Reproduce every one of the lines below character for character, with no changes.

● ● ● ●

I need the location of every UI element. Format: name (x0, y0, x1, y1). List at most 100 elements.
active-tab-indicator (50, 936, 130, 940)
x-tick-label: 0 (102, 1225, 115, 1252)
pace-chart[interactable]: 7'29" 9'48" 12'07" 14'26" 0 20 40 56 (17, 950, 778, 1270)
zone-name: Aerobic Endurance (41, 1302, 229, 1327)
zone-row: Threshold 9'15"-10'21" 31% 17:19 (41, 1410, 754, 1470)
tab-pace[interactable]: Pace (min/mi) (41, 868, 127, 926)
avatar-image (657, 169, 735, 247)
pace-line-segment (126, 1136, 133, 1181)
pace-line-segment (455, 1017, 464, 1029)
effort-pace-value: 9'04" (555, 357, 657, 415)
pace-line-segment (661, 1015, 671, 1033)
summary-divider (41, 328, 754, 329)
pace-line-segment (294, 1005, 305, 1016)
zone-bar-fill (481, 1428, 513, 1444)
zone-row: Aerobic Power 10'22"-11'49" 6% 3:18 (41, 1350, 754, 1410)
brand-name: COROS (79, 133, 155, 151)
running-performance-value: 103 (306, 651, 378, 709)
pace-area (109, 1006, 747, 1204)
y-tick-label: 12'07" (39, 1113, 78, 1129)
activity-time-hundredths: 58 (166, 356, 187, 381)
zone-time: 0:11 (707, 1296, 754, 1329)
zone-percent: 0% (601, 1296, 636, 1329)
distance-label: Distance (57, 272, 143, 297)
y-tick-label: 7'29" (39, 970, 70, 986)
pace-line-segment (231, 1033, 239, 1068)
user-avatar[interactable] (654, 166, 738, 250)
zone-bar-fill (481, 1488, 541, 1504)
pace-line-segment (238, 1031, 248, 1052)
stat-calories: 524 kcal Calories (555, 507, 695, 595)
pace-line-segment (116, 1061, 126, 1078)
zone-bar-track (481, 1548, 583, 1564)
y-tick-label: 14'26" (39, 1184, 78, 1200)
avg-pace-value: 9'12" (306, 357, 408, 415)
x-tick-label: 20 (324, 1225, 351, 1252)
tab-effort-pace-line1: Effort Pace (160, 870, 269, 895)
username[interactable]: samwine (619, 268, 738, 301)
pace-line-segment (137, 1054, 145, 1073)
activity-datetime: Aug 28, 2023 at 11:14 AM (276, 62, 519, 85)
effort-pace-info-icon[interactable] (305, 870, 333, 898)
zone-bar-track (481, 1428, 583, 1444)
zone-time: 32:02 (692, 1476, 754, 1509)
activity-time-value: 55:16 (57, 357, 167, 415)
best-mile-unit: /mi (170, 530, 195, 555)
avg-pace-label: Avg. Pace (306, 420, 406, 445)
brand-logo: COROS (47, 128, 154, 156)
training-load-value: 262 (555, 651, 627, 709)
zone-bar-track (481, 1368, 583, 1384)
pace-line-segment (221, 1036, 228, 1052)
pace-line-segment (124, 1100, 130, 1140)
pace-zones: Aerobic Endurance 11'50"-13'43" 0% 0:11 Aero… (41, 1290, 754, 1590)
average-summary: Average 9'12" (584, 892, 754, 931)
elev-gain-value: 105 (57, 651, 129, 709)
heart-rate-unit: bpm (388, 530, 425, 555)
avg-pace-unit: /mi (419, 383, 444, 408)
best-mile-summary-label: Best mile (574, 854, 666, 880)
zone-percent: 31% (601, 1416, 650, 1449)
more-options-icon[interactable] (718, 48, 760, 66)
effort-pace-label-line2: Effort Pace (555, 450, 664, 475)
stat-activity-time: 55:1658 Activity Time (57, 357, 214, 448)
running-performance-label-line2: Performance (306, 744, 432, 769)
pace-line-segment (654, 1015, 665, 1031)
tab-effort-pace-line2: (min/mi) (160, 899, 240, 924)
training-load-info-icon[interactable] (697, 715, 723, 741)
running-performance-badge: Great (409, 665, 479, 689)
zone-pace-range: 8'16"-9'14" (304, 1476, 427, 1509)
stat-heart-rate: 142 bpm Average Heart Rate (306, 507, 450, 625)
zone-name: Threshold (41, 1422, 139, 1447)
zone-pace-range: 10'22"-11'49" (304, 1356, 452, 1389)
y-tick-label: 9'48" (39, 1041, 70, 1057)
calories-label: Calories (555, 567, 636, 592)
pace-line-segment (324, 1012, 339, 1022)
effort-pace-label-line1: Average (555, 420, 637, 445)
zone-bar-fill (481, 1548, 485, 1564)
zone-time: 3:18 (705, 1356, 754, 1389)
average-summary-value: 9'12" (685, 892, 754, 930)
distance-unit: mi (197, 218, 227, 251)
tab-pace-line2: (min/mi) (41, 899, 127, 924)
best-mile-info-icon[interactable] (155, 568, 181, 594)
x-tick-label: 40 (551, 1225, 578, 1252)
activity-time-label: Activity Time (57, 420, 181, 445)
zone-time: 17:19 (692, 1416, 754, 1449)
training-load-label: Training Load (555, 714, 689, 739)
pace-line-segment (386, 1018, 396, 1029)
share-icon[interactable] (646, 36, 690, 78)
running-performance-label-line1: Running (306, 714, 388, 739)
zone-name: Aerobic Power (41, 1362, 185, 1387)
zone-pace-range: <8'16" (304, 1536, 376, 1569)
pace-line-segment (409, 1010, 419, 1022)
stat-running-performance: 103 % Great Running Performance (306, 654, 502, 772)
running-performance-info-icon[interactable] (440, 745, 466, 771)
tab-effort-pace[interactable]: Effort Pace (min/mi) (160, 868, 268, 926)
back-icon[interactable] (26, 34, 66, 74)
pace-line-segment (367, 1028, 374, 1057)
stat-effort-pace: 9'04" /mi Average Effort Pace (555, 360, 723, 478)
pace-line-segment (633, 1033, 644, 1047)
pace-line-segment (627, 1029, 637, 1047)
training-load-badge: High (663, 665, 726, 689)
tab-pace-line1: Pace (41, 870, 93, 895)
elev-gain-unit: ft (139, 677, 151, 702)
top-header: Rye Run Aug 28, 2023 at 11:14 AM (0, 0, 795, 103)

● ● ● ●

▶ _RESPONSE_:
I need the location of every UI element. Format: name (x0, y0, x1, y1). List at most 100 elements.
active-tab-indicator (50, 936, 130, 940)
x-tick-label: 0 (102, 1225, 115, 1252)
pace-chart[interactable]: 7'29" 9'48" 12'07" 14'26" 0 20 40 56 (17, 950, 778, 1270)
zone-name: Aerobic Endurance (41, 1302, 229, 1327)
zone-row: Threshold 9'15"-10'21" 31% 17:19 (41, 1410, 754, 1470)
tab-pace[interactable]: Pace (min/mi) (41, 868, 127, 926)
avatar-image (657, 169, 735, 247)
pace-line-segment (126, 1136, 133, 1181)
pace-line-segment (455, 1017, 464, 1029)
effort-pace-value: 9'04" (555, 357, 657, 415)
pace-line-segment (661, 1015, 671, 1033)
summary-divider (41, 328, 754, 329)
pace-line-segment (294, 1005, 305, 1016)
zone-bar-fill (481, 1428, 513, 1444)
zone-row: Aerobic Power 10'22"-11'49" 6% 3:18 (41, 1350, 754, 1410)
brand-name: COROS (79, 133, 155, 151)
running-performance-value: 103 (306, 651, 378, 709)
pace-area (109, 1006, 747, 1204)
y-tick-label: 12'07" (39, 1113, 78, 1129)
activity-time-hundredths: 58 (166, 356, 187, 381)
zone-time: 0:11 (707, 1296, 754, 1329)
zone-percent: 0% (601, 1296, 636, 1329)
distance-label: Distance (57, 272, 143, 297)
y-tick-label: 7'29" (39, 970, 70, 986)
pace-line-segment (231, 1033, 239, 1068)
user-avatar[interactable] (654, 166, 738, 250)
zone-bar-fill (481, 1488, 541, 1504)
pace-line-segment (238, 1031, 248, 1052)
stat-calories: 524 kcal Calories (555, 507, 695, 595)
pace-line-segment (116, 1061, 126, 1078)
zone-bar-track (481, 1548, 583, 1564)
y-tick-label: 14'26" (39, 1184, 78, 1200)
avg-pace-value: 9'12" (306, 357, 408, 415)
x-tick-label: 20 (324, 1225, 351, 1252)
tab-effort-pace-line1: Effort Pace (160, 870, 269, 895)
username[interactable]: samwine (619, 268, 738, 301)
pace-line-segment (137, 1054, 145, 1073)
activity-datetime: Aug 28, 2023 at 11:14 AM (276, 62, 519, 85)
effort-pace-info-icon[interactable] (305, 870, 333, 898)
zone-bar-track (481, 1428, 583, 1444)
zone-time: 32:02 (692, 1476, 754, 1509)
activity-time-value: 55:16 (57, 357, 167, 415)
best-mile-unit: /mi (170, 530, 195, 555)
avg-pace-label: Avg. Pace (306, 420, 406, 445)
brand-logo: COROS (47, 128, 154, 156)
training-load-value: 262 (555, 651, 627, 709)
zone-bar-track (481, 1368, 583, 1384)
pace-line-segment (221, 1036, 228, 1052)
pace-line-segment (124, 1100, 130, 1140)
pace-zones: Aerobic Endurance 11'50"-13'43" 0% 0:11 Aero… (41, 1290, 754, 1590)
average-summary: Average 9'12" (584, 892, 754, 931)
elev-gain-value: 105 (57, 651, 129, 709)
heart-rate-unit: bpm (388, 530, 425, 555)
avg-pace-unit: /mi (419, 383, 444, 408)
best-mile-summary-label: Best mile (574, 854, 666, 880)
zone-percent: 31% (601, 1416, 650, 1449)
more-options-icon[interactable] (718, 48, 760, 66)
effort-pace-label-line2: Effort Pace (555, 450, 664, 475)
stat-activity-time: 55:1658 Activity Time (57, 357, 214, 448)
running-performance-label-line2: Performance (306, 744, 432, 769)
pace-line-segment (654, 1015, 665, 1031)
tab-effort-pace-line2: (min/mi) (160, 899, 240, 924)
training-load-info-icon[interactable] (697, 715, 723, 741)
running-performance-badge: Great (409, 665, 479, 689)
zone-pace-range: 8'16"-9'14" (304, 1476, 427, 1509)
stat-heart-rate: 142 bpm Average Heart Rate (306, 507, 450, 625)
zone-name: Threshold (41, 1422, 139, 1447)
zone-pace-range: 10'22"-11'49" (304, 1356, 452, 1389)
y-tick-label: 9'48" (39, 1041, 70, 1057)
calories-label: Calories (555, 567, 636, 592)
pace-line-segment (324, 1012, 339, 1022)
effort-pace-label-line1: Average (555, 420, 637, 445)
zone-bar-fill (481, 1548, 485, 1564)
zone-time: 3:18 (705, 1356, 754, 1389)
average-summary-value: 9'12" (685, 892, 754, 930)
distance-unit: mi (197, 218, 227, 251)
tab-pace-line2: (min/mi) (41, 899, 127, 924)
best-mile-info-icon[interactable] (155, 568, 181, 594)
x-tick-label: 40 (551, 1225, 578, 1252)
activity-time-label: Activity Time (57, 420, 181, 445)
zone-time: 17:19 (692, 1416, 754, 1449)
training-load-label: Training Load (555, 714, 689, 739)
pace-line-segment (386, 1018, 396, 1029)
share-icon[interactable] (646, 36, 690, 78)
running-performance-label-line1: Running (306, 714, 388, 739)
zone-name: Aerobic Power (41, 1362, 185, 1387)
zone-pace-range: <8'16" (304, 1536, 376, 1569)
pace-line-segment (409, 1010, 419, 1022)
stat-running-performance: 103 % Great Running Performance (306, 654, 502, 772)
running-performance-info-icon[interactable] (440, 745, 466, 771)
tab-effort-pace[interactable]: Effort Pace (min/mi) (160, 868, 268, 926)
back-icon[interactable] (26, 34, 66, 74)
pace-line-segment (367, 1028, 374, 1057)
stat-effort-pace: 9'04" /mi Average Effort Pace (555, 360, 723, 478)
pace-line-segment (633, 1033, 644, 1047)
pace-line-segment (627, 1029, 637, 1047)
training-load-badge: High (663, 665, 726, 689)
tab-pace-line1: Pace (41, 870, 93, 895)
elev-gain-unit: ft (139, 677, 151, 702)
top-header: Rye Run Aug 28, 2023 at 11:14 AM (0, 0, 795, 103)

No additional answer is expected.